■ **Data to use**:
————————

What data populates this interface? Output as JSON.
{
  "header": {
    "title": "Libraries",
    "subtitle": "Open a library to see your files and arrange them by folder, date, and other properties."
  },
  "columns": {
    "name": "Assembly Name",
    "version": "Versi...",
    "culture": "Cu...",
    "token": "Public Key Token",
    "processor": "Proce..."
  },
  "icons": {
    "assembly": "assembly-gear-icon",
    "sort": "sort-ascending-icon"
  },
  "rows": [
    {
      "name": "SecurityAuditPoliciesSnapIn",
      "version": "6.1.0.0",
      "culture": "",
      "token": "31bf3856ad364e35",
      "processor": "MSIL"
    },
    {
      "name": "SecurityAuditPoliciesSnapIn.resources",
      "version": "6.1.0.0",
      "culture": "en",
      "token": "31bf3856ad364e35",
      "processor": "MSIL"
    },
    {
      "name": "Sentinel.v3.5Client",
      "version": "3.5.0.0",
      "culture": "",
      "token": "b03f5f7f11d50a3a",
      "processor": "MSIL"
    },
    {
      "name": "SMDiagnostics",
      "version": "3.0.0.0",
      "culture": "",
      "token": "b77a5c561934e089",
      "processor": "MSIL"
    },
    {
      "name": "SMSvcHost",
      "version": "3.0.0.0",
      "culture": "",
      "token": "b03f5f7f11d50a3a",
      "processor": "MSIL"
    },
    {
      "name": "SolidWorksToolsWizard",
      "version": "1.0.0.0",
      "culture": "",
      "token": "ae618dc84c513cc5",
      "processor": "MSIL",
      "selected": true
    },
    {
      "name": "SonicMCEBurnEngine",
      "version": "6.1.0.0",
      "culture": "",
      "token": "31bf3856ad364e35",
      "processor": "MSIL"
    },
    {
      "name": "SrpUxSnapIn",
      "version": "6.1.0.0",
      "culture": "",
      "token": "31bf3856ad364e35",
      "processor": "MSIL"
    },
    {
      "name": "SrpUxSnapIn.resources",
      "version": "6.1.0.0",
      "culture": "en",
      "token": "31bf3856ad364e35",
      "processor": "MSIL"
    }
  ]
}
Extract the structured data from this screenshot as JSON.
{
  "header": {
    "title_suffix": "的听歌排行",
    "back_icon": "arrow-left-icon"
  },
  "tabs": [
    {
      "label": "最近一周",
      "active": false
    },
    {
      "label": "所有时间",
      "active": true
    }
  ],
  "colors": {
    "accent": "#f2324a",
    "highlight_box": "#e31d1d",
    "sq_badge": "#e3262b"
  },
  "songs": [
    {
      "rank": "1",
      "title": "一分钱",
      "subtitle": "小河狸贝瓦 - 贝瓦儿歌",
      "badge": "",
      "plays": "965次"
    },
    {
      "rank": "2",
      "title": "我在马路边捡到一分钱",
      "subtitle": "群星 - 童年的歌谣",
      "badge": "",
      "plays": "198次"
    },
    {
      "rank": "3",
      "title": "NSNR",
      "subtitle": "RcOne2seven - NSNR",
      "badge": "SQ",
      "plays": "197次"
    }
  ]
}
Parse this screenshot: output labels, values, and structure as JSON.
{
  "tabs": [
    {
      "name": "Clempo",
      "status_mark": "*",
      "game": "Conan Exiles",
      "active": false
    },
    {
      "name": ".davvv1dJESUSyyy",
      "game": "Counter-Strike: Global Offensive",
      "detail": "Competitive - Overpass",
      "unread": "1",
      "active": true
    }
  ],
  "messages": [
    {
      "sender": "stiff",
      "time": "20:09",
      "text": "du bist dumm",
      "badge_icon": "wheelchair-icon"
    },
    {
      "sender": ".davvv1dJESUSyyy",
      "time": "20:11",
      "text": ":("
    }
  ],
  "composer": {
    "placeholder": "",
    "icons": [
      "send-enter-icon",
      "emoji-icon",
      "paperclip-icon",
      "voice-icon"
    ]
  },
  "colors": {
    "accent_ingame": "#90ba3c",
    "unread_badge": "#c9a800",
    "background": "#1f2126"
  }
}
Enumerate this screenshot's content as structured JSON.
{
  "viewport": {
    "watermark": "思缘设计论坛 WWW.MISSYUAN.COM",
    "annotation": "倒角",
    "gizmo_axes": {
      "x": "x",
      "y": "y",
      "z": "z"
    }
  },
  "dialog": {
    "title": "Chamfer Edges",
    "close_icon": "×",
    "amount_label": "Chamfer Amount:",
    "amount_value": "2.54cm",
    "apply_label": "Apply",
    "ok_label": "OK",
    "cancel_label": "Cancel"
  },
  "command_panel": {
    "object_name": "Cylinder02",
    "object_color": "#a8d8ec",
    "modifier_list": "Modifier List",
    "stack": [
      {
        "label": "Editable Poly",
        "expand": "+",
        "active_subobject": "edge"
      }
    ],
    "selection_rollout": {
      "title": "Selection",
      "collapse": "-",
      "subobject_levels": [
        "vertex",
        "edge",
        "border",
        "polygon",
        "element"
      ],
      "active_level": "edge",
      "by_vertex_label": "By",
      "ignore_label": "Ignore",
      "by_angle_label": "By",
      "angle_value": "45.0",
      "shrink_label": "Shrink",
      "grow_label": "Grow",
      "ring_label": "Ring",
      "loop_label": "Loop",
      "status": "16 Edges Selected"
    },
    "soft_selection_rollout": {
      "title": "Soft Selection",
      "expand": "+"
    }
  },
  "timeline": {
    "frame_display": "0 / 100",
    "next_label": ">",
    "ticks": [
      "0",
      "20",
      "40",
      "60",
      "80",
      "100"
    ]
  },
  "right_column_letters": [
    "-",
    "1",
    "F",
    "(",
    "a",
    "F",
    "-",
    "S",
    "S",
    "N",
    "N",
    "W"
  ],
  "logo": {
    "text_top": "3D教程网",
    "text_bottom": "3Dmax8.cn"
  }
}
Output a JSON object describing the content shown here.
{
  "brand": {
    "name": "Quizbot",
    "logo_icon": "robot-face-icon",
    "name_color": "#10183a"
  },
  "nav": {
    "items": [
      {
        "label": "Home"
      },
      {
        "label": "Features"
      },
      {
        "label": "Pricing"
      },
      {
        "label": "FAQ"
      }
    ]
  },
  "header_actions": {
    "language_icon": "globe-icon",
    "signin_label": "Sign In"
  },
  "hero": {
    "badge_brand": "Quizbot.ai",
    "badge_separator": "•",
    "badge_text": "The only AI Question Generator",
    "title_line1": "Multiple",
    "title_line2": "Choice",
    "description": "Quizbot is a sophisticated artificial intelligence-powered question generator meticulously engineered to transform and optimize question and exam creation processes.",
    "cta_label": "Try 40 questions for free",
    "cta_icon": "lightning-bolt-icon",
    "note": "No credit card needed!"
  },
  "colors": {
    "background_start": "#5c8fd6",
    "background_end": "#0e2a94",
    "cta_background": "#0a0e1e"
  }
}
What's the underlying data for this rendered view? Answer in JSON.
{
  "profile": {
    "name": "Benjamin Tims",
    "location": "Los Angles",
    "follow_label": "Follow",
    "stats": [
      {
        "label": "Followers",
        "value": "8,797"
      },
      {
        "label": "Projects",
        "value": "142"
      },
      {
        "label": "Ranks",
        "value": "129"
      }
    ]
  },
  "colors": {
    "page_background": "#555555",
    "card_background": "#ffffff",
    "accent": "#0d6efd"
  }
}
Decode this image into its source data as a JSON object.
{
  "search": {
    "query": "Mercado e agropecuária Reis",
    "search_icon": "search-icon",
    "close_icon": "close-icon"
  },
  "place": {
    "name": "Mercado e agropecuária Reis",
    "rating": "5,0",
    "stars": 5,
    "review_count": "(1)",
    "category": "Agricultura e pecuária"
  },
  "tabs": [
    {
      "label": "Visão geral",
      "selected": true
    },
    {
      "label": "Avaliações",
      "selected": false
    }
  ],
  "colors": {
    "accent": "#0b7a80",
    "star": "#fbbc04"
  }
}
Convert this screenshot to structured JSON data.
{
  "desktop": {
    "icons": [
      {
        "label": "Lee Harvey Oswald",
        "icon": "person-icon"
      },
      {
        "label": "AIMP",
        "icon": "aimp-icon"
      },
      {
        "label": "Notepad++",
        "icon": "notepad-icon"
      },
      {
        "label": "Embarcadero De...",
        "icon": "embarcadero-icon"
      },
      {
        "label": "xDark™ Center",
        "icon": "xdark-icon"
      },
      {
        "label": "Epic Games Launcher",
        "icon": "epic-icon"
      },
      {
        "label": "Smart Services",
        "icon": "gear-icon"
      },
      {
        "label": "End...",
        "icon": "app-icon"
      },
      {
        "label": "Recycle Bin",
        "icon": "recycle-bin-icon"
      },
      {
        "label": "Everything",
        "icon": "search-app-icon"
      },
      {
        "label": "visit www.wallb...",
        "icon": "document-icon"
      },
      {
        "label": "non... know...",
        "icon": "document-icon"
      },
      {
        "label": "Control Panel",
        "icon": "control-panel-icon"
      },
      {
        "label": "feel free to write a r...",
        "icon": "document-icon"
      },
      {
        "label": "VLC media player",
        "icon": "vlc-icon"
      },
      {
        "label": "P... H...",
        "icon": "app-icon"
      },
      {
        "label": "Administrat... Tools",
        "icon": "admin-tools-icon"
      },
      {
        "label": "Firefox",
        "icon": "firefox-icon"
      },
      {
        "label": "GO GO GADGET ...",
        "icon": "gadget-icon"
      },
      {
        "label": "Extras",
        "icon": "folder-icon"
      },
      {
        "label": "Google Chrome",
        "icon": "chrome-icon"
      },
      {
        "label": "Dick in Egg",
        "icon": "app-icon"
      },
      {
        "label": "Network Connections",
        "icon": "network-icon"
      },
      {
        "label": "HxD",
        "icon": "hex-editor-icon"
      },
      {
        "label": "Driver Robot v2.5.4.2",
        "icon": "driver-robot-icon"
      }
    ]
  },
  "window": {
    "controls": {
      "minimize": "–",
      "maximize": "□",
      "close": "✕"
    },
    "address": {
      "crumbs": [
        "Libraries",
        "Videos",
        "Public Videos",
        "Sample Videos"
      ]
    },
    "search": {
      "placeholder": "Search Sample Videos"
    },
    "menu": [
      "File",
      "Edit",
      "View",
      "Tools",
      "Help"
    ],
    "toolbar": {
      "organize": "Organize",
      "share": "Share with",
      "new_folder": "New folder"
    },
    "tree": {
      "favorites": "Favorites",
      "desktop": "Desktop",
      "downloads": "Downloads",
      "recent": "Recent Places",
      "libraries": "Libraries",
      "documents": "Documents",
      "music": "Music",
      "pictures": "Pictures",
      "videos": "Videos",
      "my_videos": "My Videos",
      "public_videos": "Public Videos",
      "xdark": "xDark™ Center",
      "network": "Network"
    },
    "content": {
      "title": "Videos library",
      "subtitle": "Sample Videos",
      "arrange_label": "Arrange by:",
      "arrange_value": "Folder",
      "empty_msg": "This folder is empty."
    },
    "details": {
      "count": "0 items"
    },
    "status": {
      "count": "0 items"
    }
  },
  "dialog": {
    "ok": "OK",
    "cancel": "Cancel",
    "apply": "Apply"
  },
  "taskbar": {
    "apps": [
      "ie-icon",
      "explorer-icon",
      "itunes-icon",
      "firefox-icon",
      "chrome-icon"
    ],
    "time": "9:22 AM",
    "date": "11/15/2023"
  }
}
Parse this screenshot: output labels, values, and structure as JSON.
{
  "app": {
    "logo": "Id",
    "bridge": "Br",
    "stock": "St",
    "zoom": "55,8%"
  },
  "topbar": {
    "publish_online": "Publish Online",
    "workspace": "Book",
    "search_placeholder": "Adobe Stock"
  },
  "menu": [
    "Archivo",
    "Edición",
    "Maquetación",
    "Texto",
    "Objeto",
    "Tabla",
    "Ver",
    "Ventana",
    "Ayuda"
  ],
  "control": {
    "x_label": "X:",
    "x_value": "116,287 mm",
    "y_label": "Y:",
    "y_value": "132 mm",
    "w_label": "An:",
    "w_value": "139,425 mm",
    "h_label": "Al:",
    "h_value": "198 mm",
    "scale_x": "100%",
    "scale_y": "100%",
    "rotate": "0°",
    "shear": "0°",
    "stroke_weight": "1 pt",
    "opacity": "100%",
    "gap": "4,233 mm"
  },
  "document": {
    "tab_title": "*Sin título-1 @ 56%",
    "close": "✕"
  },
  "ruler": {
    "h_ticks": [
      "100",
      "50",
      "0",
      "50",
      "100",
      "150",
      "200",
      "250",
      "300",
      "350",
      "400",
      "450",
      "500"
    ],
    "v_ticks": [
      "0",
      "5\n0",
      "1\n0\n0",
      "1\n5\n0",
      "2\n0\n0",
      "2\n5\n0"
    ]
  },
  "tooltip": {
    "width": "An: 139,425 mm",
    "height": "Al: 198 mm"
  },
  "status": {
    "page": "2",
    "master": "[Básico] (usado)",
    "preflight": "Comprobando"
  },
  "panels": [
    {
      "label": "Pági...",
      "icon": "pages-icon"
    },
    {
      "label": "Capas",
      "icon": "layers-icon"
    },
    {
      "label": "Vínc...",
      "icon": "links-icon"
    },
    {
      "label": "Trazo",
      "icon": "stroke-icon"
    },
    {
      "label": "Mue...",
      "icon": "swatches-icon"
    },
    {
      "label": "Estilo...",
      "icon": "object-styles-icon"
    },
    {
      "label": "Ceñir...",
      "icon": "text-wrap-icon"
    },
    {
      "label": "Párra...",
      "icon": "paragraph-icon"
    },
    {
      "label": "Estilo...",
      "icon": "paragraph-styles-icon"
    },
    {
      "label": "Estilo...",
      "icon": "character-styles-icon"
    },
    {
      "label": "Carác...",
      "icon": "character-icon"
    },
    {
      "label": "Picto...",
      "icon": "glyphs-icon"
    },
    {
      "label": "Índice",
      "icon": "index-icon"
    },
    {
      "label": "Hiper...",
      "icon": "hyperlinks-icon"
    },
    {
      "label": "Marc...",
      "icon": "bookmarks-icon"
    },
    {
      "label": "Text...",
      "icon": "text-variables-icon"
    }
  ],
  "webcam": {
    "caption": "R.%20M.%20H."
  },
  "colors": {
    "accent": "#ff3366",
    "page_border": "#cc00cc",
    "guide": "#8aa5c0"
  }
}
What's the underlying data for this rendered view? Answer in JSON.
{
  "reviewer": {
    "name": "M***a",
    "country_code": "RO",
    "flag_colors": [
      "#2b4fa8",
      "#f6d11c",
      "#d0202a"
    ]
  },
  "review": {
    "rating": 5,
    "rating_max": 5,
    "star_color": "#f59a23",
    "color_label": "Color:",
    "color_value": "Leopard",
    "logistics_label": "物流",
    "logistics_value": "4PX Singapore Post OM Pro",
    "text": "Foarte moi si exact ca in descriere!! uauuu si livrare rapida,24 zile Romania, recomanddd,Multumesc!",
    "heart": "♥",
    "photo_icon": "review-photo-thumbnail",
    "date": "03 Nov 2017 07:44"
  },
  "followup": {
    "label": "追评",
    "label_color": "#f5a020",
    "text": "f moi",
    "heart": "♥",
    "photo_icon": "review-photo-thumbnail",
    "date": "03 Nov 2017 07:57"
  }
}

————————

■ **Short problem**:
Read through the data and copy every line where "Mercado" shows up.

■ **Reply to the exercise**:
    "query": "Mercado e agropecuária Reis",
    "name": "Mercado e agropecuária Reis",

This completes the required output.